▼
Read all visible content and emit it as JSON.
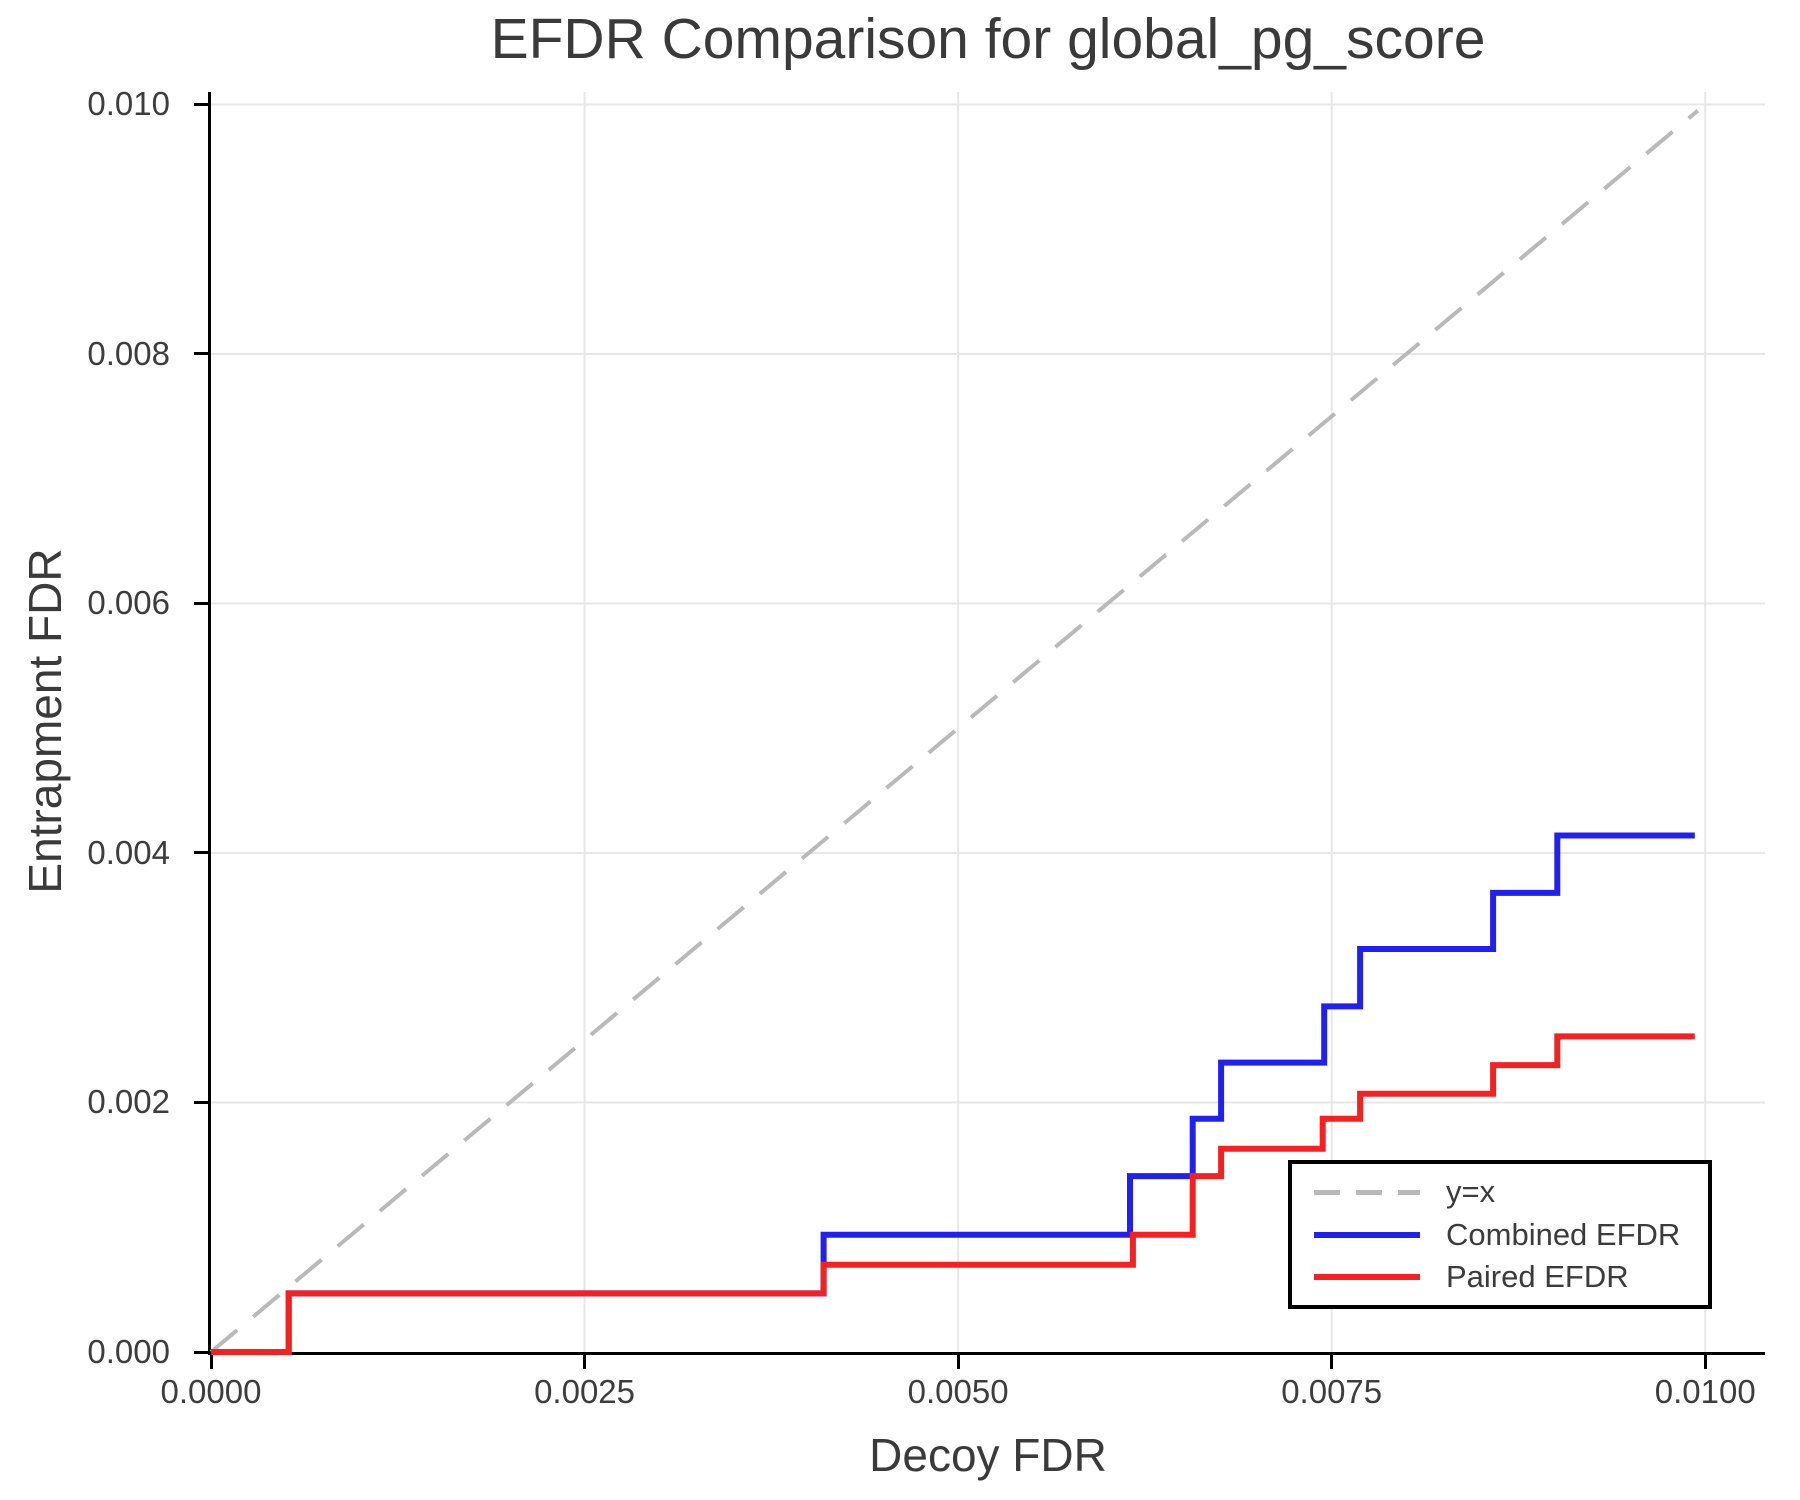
{
  "chart_data": {
    "type": "line",
    "subtype": "step",
    "title": "EFDR Comparison for global_pg_score",
    "xlabel": "Decoy FDR",
    "ylabel": "Entrapment FDR",
    "xlim": [
      0,
      0.0104
    ],
    "ylim": [
      0,
      0.0101
    ],
    "grid": true,
    "grid_color": "#e7e7e7",
    "axis_color": "#000000",
    "text_color": "#3a3a3a",
    "x_ticks": [
      0.0,
      0.0025,
      0.005,
      0.0075,
      0.01
    ],
    "x_tick_labels": [
      "0.0000",
      "0.0025",
      "0.0050",
      "0.0075",
      "0.0100"
    ],
    "y_ticks": [
      0.0,
      0.002,
      0.004,
      0.006,
      0.008,
      0.01
    ],
    "y_tick_labels": [
      "0.000",
      "0.002",
      "0.004",
      "0.006",
      "0.008",
      "0.010"
    ],
    "legend_position": "lower right",
    "series": [
      {
        "name": "y=x",
        "style": "dashed",
        "color": "#b9b9b9",
        "points": [
          [
            0,
            0
          ],
          [
            0.00995,
            0.00995
          ]
        ]
      },
      {
        "name": "Combined EFDR",
        "style": "step",
        "color": "#2020f0",
        "start": [
          0,
          0
        ],
        "step_x": [
          0.00052,
          0.0041,
          0.00615,
          0.00657,
          0.00676,
          0.00745,
          0.00769,
          0.00858,
          0.00901
        ],
        "levels": [
          0.00047,
          0.00094,
          0.00141,
          0.00187,
          0.00232,
          0.00277,
          0.00323,
          0.00368,
          0.00414
        ],
        "x_end": 0.00993
      },
      {
        "name": "Paired EFDR",
        "style": "step",
        "color": "#f52020",
        "start": [
          0,
          0
        ],
        "step_x": [
          0.00052,
          0.0041,
          0.00617,
          0.00657,
          0.00676,
          0.00744,
          0.00769,
          0.00858,
          0.00901
        ],
        "levels": [
          0.00047,
          0.0007,
          0.00094,
          0.00141,
          0.00163,
          0.00187,
          0.00207,
          0.0023,
          0.00253
        ],
        "x_end": 0.00993
      }
    ]
  }
}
▲
In the lines above, find each one with "name" and list it.

*Exercise solution:*
        "name": "y=x",
        "name": "Combined EFDR",
        "name": "Paired EFDR",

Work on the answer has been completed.